Directions>
Exactly as they stand, give the records below again, with no images.

Provided data>

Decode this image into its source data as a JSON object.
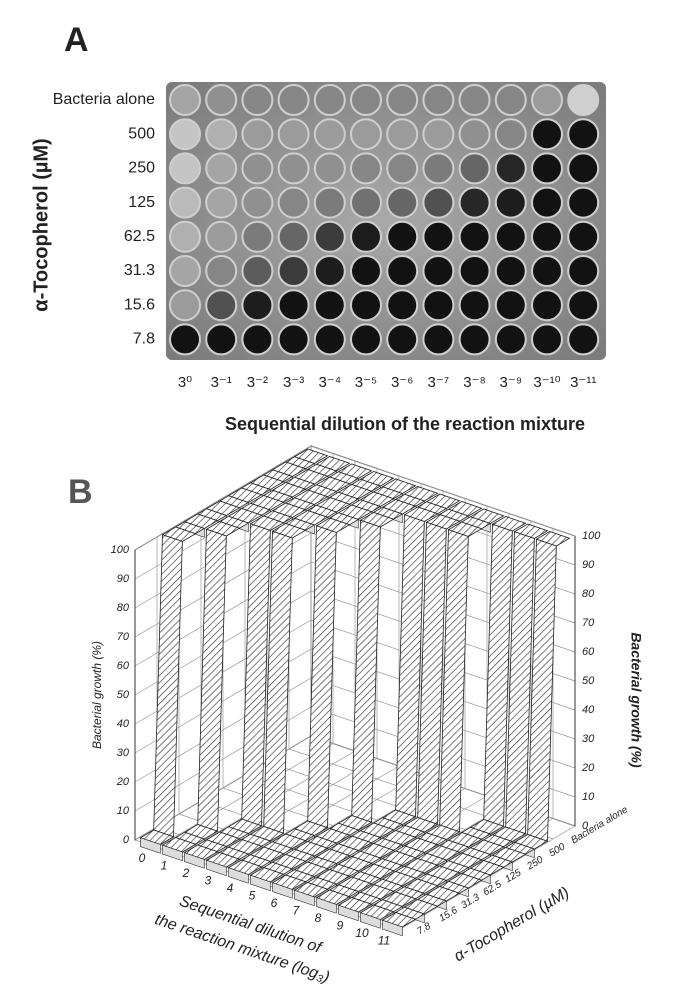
{
  "chart_data": [
    {
      "type": "well-plate",
      "panel_label": "A",
      "y_label": "α-Tocopherol (µM)",
      "x_label": "Sequential dilution of the reaction mixture",
      "categories": [
        "3⁰",
        "3⁻¹",
        "3⁻²",
        "3⁻³",
        "3⁻⁴",
        "3⁻⁵",
        "3⁻⁶",
        "3⁻⁷",
        "3⁻⁸",
        "3⁻⁹",
        "3⁻¹⁰",
        "3⁻¹¹"
      ],
      "series": [
        {
          "name": "Bacteria alone",
          "values": [
            30,
            40,
            45,
            45,
            45,
            45,
            45,
            45,
            45,
            45,
            35,
            10
          ]
        },
        {
          "name": "500",
          "values": [
            15,
            25,
            35,
            35,
            35,
            35,
            35,
            35,
            40,
            45,
            100,
            100
          ]
        },
        {
          "name": "250",
          "values": [
            15,
            30,
            40,
            40,
            40,
            45,
            45,
            50,
            60,
            90,
            100,
            100
          ]
        },
        {
          "name": "125",
          "values": [
            20,
            30,
            40,
            45,
            50,
            55,
            60,
            70,
            90,
            95,
            100,
            100
          ]
        },
        {
          "name": "62.5",
          "values": [
            25,
            35,
            50,
            60,
            80,
            95,
            100,
            100,
            100,
            100,
            100,
            100
          ]
        },
        {
          "name": "31.3",
          "values": [
            30,
            45,
            65,
            80,
            95,
            100,
            100,
            100,
            100,
            100,
            100,
            100
          ]
        },
        {
          "name": "15.6",
          "values": [
            35,
            70,
            95,
            100,
            100,
            100,
            100,
            100,
            100,
            100,
            100,
            100
          ]
        },
        {
          "name": "7.8",
          "values": [
            100,
            100,
            100,
            100,
            100,
            100,
            100,
            100,
            100,
            100,
            100,
            100
          ]
        }
      ]
    },
    {
      "type": "ribbon-3d",
      "panel_label": "B",
      "x_label_lines": [
        "Sequential dilution of",
        "the reaction mixture (log₃)"
      ],
      "y_label": "α-Tocopherol (µM)",
      "z_label": "Bacterial growth (%)",
      "x": [
        0,
        1,
        2,
        3,
        4,
        5,
        6,
        7,
        8,
        9,
        10,
        11
      ],
      "xlim": [
        -0.5,
        11.5
      ],
      "xticks": [
        0,
        1,
        2,
        3,
        4,
        5,
        6,
        7,
        8,
        9,
        10,
        11
      ],
      "zlim": [
        0,
        100
      ],
      "zticks": [
        0,
        10,
        20,
        30,
        40,
        50,
        60,
        70,
        80,
        90,
        100
      ],
      "color": "#333333",
      "grid": true,
      "series": [
        {
          "name": "7.8",
          "values": [
            0,
            0,
            0,
            0,
            0,
            0,
            0,
            0,
            0,
            0,
            0,
            0
          ]
        },
        {
          "name": "15.6",
          "values": [
            100,
            0,
            0,
            0,
            0,
            0,
            0,
            0,
            0,
            0,
            0,
            0
          ]
        },
        {
          "name": "31.3",
          "values": [
            100,
            100,
            0,
            0,
            0,
            0,
            0,
            0,
            0,
            0,
            0,
            0
          ]
        },
        {
          "name": "62.5",
          "values": [
            100,
            100,
            100,
            100,
            0,
            0,
            0,
            0,
            0,
            0,
            0,
            0
          ]
        },
        {
          "name": "125",
          "values": [
            100,
            100,
            100,
            100,
            100,
            0,
            0,
            0,
            0,
            0,
            0,
            0
          ]
        },
        {
          "name": "250",
          "values": [
            100,
            100,
            100,
            100,
            100,
            100,
            0,
            0,
            0,
            0,
            0,
            0
          ]
        },
        {
          "name": "500",
          "values": [
            100,
            100,
            100,
            100,
            100,
            100,
            100,
            100,
            100,
            0,
            0,
            0
          ]
        },
        {
          "name": "Bacteria alone",
          "values": [
            100,
            100,
            100,
            100,
            100,
            100,
            100,
            100,
            100,
            100,
            100,
            100
          ]
        }
      ]
    }
  ]
}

Solved exercise>
Decode this image into its source data as a JSON object.
{
  "chart_data": [
    {
      "type": "well-plate",
      "panel_label": "A",
      "y_label": "α-Tocopherol (µM)",
      "x_label": "Sequential dilution of the reaction mixture",
      "categories": [
        "3⁰",
        "3⁻¹",
        "3⁻²",
        "3⁻³",
        "3⁻⁴",
        "3⁻⁵",
        "3⁻⁶",
        "3⁻⁷",
        "3⁻⁸",
        "3⁻⁹",
        "3⁻¹⁰",
        "3⁻¹¹"
      ],
      "series": [
        {
          "name": "Bacteria alone",
          "values": [
            30,
            40,
            45,
            45,
            45,
            45,
            45,
            45,
            45,
            45,
            35,
            10
          ]
        },
        {
          "name": "500",
          "values": [
            15,
            25,
            35,
            35,
            35,
            35,
            35,
            35,
            40,
            45,
            100,
            100
          ]
        },
        {
          "name": "250",
          "values": [
            15,
            30,
            40,
            40,
            40,
            45,
            45,
            50,
            60,
            90,
            100,
            100
          ]
        },
        {
          "name": "125",
          "values": [
            20,
            30,
            40,
            45,
            50,
            55,
            60,
            70,
            90,
            95,
            100,
            100
          ]
        },
        {
          "name": "62.5",
          "values": [
            25,
            35,
            50,
            60,
            80,
            95,
            100,
            100,
            100,
            100,
            100,
            100
          ]
        },
        {
          "name": "31.3",
          "values": [
            30,
            45,
            65,
            80,
            95,
            100,
            100,
            100,
            100,
            100,
            100,
            100
          ]
        },
        {
          "name": "15.6",
          "values": [
            35,
            70,
            95,
            100,
            100,
            100,
            100,
            100,
            100,
            100,
            100,
            100
          ]
        },
        {
          "name": "7.8",
          "values": [
            100,
            100,
            100,
            100,
            100,
            100,
            100,
            100,
            100,
            100,
            100,
            100
          ]
        }
      ]
    },
    {
      "type": "ribbon-3d",
      "panel_label": "B",
      "x_label_lines": [
        "Sequential dilution of",
        "the reaction mixture (log₃)"
      ],
      "y_label": "α-Tocopherol (µM)",
      "z_label": "Bacterial growth (%)",
      "x": [
        0,
        1,
        2,
        3,
        4,
        5,
        6,
        7,
        8,
        9,
        10,
        11
      ],
      "xlim": [
        -0.5,
        11.5
      ],
      "xticks": [
        0,
        1,
        2,
        3,
        4,
        5,
        6,
        7,
        8,
        9,
        10,
        11
      ],
      "zlim": [
        0,
        100
      ],
      "zticks": [
        0,
        10,
        20,
        30,
        40,
        50,
        60,
        70,
        80,
        90,
        100
      ],
      "color": "#333333",
      "grid": true,
      "series": [
        {
          "name": "7.8",
          "values": [
            0,
            0,
            0,
            0,
            0,
            0,
            0,
            0,
            0,
            0,
            0,
            0
          ]
        },
        {
          "name": "15.6",
          "values": [
            100,
            0,
            0,
            0,
            0,
            0,
            0,
            0,
            0,
            0,
            0,
            0
          ]
        },
        {
          "name": "31.3",
          "values": [
            100,
            100,
            0,
            0,
            0,
            0,
            0,
            0,
            0,
            0,
            0,
            0
          ]
        },
        {
          "name": "62.5",
          "values": [
            100,
            100,
            100,
            100,
            0,
            0,
            0,
            0,
            0,
            0,
            0,
            0
          ]
        },
        {
          "name": "125",
          "values": [
            100,
            100,
            100,
            100,
            100,
            0,
            0,
            0,
            0,
            0,
            0,
            0
          ]
        },
        {
          "name": "250",
          "values": [
            100,
            100,
            100,
            100,
            100,
            100,
            0,
            0,
            0,
            0,
            0,
            0
          ]
        },
        {
          "name": "500",
          "values": [
            100,
            100,
            100,
            100,
            100,
            100,
            100,
            100,
            100,
            0,
            0,
            0
          ]
        },
        {
          "name": "Bacteria alone",
          "values": [
            100,
            100,
            100,
            100,
            100,
            100,
            100,
            100,
            100,
            100,
            100,
            100
          ]
        }
      ]
    }
  ]
}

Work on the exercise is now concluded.